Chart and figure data
————

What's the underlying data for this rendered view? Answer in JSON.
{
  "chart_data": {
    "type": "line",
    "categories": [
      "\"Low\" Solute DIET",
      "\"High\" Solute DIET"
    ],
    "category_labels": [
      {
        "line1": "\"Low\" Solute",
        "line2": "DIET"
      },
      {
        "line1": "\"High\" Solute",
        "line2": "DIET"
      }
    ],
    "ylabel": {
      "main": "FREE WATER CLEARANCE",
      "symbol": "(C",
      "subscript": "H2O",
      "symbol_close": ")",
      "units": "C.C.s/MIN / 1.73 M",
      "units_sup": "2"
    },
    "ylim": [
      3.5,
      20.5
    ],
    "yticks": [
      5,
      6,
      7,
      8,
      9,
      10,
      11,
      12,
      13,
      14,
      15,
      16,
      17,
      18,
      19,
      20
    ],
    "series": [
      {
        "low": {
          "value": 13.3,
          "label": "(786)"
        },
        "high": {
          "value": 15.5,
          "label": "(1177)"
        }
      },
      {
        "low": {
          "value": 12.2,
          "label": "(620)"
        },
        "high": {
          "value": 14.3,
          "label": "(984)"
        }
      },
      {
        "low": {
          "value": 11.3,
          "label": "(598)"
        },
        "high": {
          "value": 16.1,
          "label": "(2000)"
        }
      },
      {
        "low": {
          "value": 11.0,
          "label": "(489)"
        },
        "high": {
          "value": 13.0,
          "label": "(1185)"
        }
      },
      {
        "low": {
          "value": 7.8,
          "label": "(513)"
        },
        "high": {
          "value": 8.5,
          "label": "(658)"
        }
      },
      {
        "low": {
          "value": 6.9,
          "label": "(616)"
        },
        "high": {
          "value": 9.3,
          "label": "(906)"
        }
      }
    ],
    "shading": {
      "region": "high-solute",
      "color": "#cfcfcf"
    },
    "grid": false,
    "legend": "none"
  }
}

————

■ **Set task**:
Print all of the data exactly as it was given.

■ **Problem solution**:
What's the underlying data for this rendered view? Answer in JSON.
{
  "chart_data": {
    "type": "line",
    "categories": [
      "\"Low\" Solute DIET",
      "\"High\" Solute DIET"
    ],
    "category_labels": [
      {
        "line1": "\"Low\" Solute",
        "line2": "DIET"
      },
      {
        "line1": "\"High\" Solute",
        "line2": "DIET"
      }
    ],
    "ylabel": {
      "main": "FREE WATER CLEARANCE",
      "symbol": "(C",
      "subscript": "H2O",
      "symbol_close": ")",
      "units": "C.C.s/MIN / 1.73 M",
      "units_sup": "2"
    },
    "ylim": [
      3.5,
      20.5
    ],
    "yticks": [
      5,
      6,
      7,
      8,
      9,
      10,
      11,
      12,
      13,
      14,
      15,
      16,
      17,
      18,
      19,
      20
    ],
    "series": [
      {
        "low": {
          "value": 13.3,
          "label": "(786)"
        },
        "high": {
          "value": 15.5,
          "label": "(1177)"
        }
      },
      {
        "low": {
          "value": 12.2,
          "label": "(620)"
        },
        "high": {
          "value": 14.3,
          "label": "(984)"
        }
      },
      {
        "low": {
          "value": 11.3,
          "label": "(598)"
        },
        "high": {
          "value": 16.1,
          "label": "(2000)"
        }
      },
      {
        "low": {
          "value": 11.0,
          "label": "(489)"
        },
        "high": {
          "value": 13.0,
          "label": "(1185)"
        }
      },
      {
        "low": {
          "value": 7.8,
          "label": "(513)"
        },
        "high": {
          "value": 8.5,
          "label": "(658)"
        }
      },
      {
        "low": {
          "value": 6.9,
          "label": "(616)"
        },
        "high": {
          "value": 9.3,
          "label": "(906)"
        }
      }
    ],
    "shading": {
      "region": "high-solute",
      "color": "#cfcfcf"
    },
    "grid": false,
    "legend": "none"
  }
}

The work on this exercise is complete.